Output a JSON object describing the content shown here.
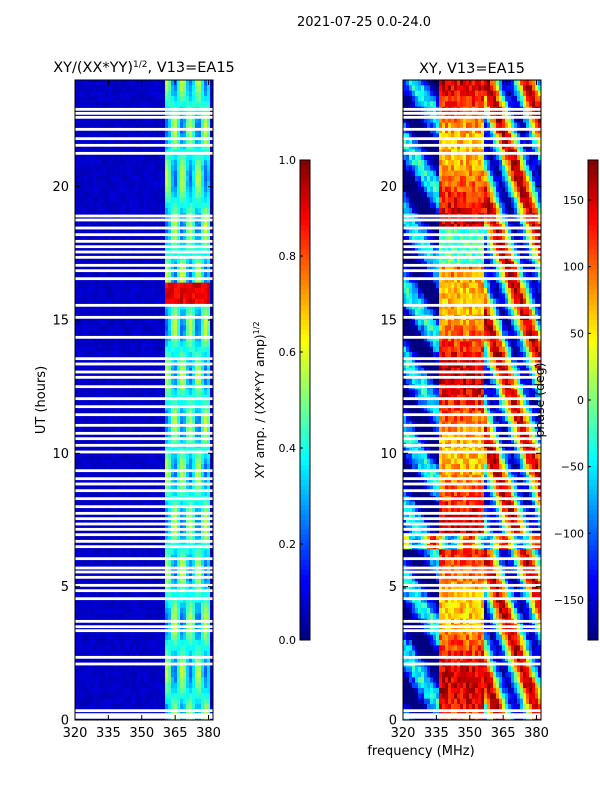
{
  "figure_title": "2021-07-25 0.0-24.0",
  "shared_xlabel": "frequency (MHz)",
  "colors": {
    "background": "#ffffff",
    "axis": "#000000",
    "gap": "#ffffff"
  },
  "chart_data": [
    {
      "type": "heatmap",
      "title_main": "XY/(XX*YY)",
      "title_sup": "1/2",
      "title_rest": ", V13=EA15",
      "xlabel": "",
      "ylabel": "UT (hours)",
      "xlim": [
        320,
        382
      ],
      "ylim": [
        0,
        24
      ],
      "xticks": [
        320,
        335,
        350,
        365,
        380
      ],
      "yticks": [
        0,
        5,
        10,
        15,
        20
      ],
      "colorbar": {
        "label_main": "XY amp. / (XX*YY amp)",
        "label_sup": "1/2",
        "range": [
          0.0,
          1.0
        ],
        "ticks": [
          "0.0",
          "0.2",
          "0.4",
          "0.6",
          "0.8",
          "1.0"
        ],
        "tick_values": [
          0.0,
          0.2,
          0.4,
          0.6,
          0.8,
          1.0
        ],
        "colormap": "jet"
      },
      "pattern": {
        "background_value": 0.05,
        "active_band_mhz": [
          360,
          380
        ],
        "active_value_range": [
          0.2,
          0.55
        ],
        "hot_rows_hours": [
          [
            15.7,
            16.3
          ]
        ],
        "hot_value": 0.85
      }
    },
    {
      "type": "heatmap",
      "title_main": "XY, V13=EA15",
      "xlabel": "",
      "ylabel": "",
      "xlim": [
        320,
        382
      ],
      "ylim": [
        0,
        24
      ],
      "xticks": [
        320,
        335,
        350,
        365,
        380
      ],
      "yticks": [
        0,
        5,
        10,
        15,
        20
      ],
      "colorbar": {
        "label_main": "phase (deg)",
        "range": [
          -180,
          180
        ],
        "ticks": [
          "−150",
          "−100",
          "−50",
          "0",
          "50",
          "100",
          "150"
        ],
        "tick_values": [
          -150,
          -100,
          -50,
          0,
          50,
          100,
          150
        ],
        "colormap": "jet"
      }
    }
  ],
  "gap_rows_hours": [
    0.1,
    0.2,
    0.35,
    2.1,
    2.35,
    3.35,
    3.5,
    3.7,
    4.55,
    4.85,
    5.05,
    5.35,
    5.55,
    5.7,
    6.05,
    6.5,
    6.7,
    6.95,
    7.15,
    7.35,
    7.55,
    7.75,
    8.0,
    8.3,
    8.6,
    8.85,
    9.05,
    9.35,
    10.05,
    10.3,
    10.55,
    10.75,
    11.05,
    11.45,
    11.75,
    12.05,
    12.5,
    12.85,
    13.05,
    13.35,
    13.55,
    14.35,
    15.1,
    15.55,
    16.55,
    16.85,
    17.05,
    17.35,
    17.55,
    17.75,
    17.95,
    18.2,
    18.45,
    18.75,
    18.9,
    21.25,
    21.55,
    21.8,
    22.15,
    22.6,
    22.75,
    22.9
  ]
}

(WHAT IS ASKED) Write the records out again in full, exactly, and skip every picture.

(ANSWER TO THE TASK)
Output a JSON object describing the content shown here.
{
  "figure_title": "2021-07-25 0.0-24.0",
  "shared_xlabel": "frequency (MHz)",
  "colors": {
    "background": "#ffffff",
    "axis": "#000000",
    "gap": "#ffffff"
  },
  "chart_data": [
    {
      "type": "heatmap",
      "title_main": "XY/(XX*YY)",
      "title_sup": "1/2",
      "title_rest": ", V13=EA15",
      "xlabel": "",
      "ylabel": "UT (hours)",
      "xlim": [
        320,
        382
      ],
      "ylim": [
        0,
        24
      ],
      "xticks": [
        320,
        335,
        350,
        365,
        380
      ],
      "yticks": [
        0,
        5,
        10,
        15,
        20
      ],
      "colorbar": {
        "label_main": "XY amp. / (XX*YY amp)",
        "label_sup": "1/2",
        "range": [
          0.0,
          1.0
        ],
        "ticks": [
          "0.0",
          "0.2",
          "0.4",
          "0.6",
          "0.8",
          "1.0"
        ],
        "tick_values": [
          0.0,
          0.2,
          0.4,
          0.6,
          0.8,
          1.0
        ],
        "colormap": "jet"
      },
      "pattern": {
        "background_value": 0.05,
        "active_band_mhz": [
          360,
          380
        ],
        "active_value_range": [
          0.2,
          0.55
        ],
        "hot_rows_hours": [
          [
            15.7,
            16.3
          ]
        ],
        "hot_value": 0.85
      }
    },
    {
      "type": "heatmap",
      "title_main": "XY, V13=EA15",
      "xlabel": "",
      "ylabel": "",
      "xlim": [
        320,
        382
      ],
      "ylim": [
        0,
        24
      ],
      "xticks": [
        320,
        335,
        350,
        365,
        380
      ],
      "yticks": [
        0,
        5,
        10,
        15,
        20
      ],
      "colorbar": {
        "label_main": "phase (deg)",
        "range": [
          -180,
          180
        ],
        "ticks": [
          "−150",
          "−100",
          "−50",
          "0",
          "50",
          "100",
          "150"
        ],
        "tick_values": [
          -150,
          -100,
          -50,
          0,
          50,
          100,
          150
        ],
        "colormap": "jet"
      }
    }
  ],
  "gap_rows_hours": [
    0.1,
    0.2,
    0.35,
    2.1,
    2.35,
    3.35,
    3.5,
    3.7,
    4.55,
    4.85,
    5.05,
    5.35,
    5.55,
    5.7,
    6.05,
    6.5,
    6.7,
    6.95,
    7.15,
    7.35,
    7.55,
    7.75,
    8.0,
    8.3,
    8.6,
    8.85,
    9.05,
    9.35,
    10.05,
    10.3,
    10.55,
    10.75,
    11.05,
    11.45,
    11.75,
    12.05,
    12.5,
    12.85,
    13.05,
    13.35,
    13.55,
    14.35,
    15.1,
    15.55,
    16.55,
    16.85,
    17.05,
    17.35,
    17.55,
    17.75,
    17.95,
    18.2,
    18.45,
    18.75,
    18.9,
    21.25,
    21.55,
    21.8,
    22.15,
    22.6,
    22.75,
    22.9
  ]
}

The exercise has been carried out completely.